:: WRITTEN EXERCISE ::
Transcribe the records below exactly.

:: DATASET RECORDS ::
* * * * * * * * *

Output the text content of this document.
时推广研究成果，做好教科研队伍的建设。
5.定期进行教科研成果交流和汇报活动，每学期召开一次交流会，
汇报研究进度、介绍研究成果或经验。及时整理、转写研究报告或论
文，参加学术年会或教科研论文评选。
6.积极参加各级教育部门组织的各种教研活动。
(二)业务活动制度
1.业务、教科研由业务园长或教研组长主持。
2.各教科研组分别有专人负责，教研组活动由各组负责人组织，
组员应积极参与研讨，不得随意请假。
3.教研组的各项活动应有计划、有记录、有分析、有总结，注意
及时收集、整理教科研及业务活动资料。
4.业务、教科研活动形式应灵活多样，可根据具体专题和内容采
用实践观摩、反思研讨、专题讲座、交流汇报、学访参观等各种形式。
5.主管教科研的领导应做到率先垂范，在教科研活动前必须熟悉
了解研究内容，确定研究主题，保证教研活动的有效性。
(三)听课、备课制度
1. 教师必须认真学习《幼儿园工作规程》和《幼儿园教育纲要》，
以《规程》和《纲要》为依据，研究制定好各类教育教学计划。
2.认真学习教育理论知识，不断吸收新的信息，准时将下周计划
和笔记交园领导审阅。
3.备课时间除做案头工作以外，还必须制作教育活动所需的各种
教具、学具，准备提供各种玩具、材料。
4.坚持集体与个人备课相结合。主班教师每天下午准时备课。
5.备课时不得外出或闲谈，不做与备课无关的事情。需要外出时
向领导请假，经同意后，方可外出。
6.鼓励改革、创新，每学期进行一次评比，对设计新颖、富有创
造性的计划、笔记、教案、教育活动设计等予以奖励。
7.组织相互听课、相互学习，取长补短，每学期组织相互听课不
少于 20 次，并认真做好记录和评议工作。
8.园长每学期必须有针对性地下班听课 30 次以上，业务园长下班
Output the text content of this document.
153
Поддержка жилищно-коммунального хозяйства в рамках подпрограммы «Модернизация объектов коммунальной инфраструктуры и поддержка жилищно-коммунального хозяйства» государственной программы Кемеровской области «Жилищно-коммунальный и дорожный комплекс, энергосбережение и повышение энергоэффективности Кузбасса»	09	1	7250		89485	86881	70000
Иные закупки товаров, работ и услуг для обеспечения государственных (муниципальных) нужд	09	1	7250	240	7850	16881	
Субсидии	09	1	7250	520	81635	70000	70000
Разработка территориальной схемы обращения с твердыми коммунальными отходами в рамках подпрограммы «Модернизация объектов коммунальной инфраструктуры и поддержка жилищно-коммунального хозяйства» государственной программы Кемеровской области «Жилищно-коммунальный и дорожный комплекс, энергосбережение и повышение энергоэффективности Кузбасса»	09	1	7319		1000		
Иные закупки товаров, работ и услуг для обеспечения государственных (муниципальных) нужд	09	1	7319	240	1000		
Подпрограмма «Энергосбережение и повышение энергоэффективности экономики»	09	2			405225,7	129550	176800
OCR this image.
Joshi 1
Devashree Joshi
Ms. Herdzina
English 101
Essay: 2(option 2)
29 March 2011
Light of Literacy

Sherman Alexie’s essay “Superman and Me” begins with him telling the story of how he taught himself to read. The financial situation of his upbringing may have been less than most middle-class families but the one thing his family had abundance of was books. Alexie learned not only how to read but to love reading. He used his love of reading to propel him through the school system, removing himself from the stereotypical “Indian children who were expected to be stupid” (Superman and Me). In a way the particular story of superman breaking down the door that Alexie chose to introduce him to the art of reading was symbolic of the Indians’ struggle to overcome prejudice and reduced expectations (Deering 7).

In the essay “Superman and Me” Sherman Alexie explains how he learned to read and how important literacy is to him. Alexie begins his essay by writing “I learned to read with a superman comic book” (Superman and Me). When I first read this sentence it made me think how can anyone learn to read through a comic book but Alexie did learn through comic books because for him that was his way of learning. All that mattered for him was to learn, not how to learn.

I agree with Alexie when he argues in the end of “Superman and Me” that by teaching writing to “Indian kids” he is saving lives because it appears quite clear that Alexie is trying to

* * * * * * * * *

:: SOLUTION FOR THIS PROBLEM ::
Output the text content of this document.
时推广研究成果，做好教科研队伍的建设。
5.定期进行教科研成果交流和汇报活动，每学期召开一次交流会，
汇报研究进度、介绍研究成果或经验。及时整理、转写研究报告或论
文，参加学术年会或教科研论文评选。
6.积极参加各级教育部门组织的各种教研活动。
(二)业务活动制度
1.业务、教科研由业务园长或教研组长主持。
2.各教科研组分别有专人负责，教研组活动由各组负责人组织，
组员应积极参与研讨，不得随意请假。
3.教研组的各项活动应有计划、有记录、有分析、有总结，注意
及时收集、整理教科研及业务活动资料。
4.业务、教科研活动形式应灵活多样，可根据具体专题和内容采
用实践观摩、反思研讨、专题讲座、交流汇报、学访参观等各种形式。
5.主管教科研的领导应做到率先垂范，在教科研活动前必须熟悉
了解研究内容，确定研究主题，保证教研活动的有效性。
(三)听课、备课制度
1. 教师必须认真学习《幼儿园工作规程》和《幼儿园教育纲要》，
以《规程》和《纲要》为依据，研究制定好各类教育教学计划。
2.认真学习教育理论知识，不断吸收新的信息，准时将下周计划
和笔记交园领导审阅。
3.备课时间除做案头工作以外，还必须制作教育活动所需的各种
教具、学具，准备提供各种玩具、材料。
4.坚持集体与个人备课相结合。主班教师每天下午准时备课。
5.备课时不得外出或闲谈，不做与备课无关的事情。需要外出时
向领导请假，经同意后，方可外出。
6.鼓励改革、创新，每学期进行一次评比，对设计新颖、富有创
造性的计划、笔记、教案、教育活动设计等予以奖励。
7.组织相互听课、相互学习，取长补短，每学期组织相互听课不
少于 20 次，并认真做好记录和评议工作。
8.园长每学期必须有针对性地下班听课 30 次以上，业务园长下班
Output the text content of this document.
153
Поддержка жилищно-коммунального хозяйства в рамках подпрограммы «Модернизация объектов коммунальной инфраструктуры и поддержка жилищно-коммунального хозяйства» государственной программы Кемеровской области «Жилищно-коммунальный и дорожный комплекс, энергосбережение и повышение энергоэффективности Кузбасса»	09	1	7250		89485	86881	70000
Иные закупки товаров, работ и услуг для обеспечения государственных (муниципальных) нужд	09	1	7250	240	7850	16881	
Субсидии	09	1	7250	520	81635	70000	70000
Разработка территориальной схемы обращения с твердыми коммунальными отходами в рамках подпрограммы «Модернизация объектов коммунальной инфраструктуры и поддержка жилищно-коммунального хозяйства» государственной программы Кемеровской области «Жилищно-коммунальный и дорожный комплекс, энергосбережение и повышение энергоэффективности Кузбасса»	09	1	7319		1000		
Иные закупки товаров, работ и услуг для обеспечения государственных (муниципальных) нужд	09	1	7319	240	1000		
Подпрограмма «Энергосбережение и повышение энергоэффективности экономики»	09	2			405225,7	129550	176800
OCR this image.
Joshi 1
Devashree Joshi
Ms. Herdzina
English 101
Essay: 2(option 2)
29 March 2011
Light of Literacy

Sherman Alexie’s essay “Superman and Me” begins with him telling the story of how he taught himself to read. The financial situation of his upbringing may have been less than most middle-class families but the one thing his family had abundance of was books. Alexie learned not only how to read but to love reading. He used his love of reading to propel him through the school system, removing himself from the stereotypical “Indian children who were expected to be stupid” (Superman and Me). In a way the particular story of superman breaking down the door that Alexie chose to introduce him to the art of reading was symbolic of the Indians’ struggle to overcome prejudice and reduced expectations (Deering 7).

In the essay “Superman and Me” Sherman Alexie explains how he learned to read and how important literacy is to him. Alexie begins his essay by writing “I learned to read with a superman comic book” (Superman and Me). When I first read this sentence it made me think how can anyone learn to read through a comic book but Alexie did learn through comic books because for him that was his way of learning. All that mattered for him was to learn, not how to learn.

I agree with Alexie when he argues in the end of “Superman and Me” that by teaching writing to “Indian kids” he is saving lives because it appears quite clear that Alexie is trying to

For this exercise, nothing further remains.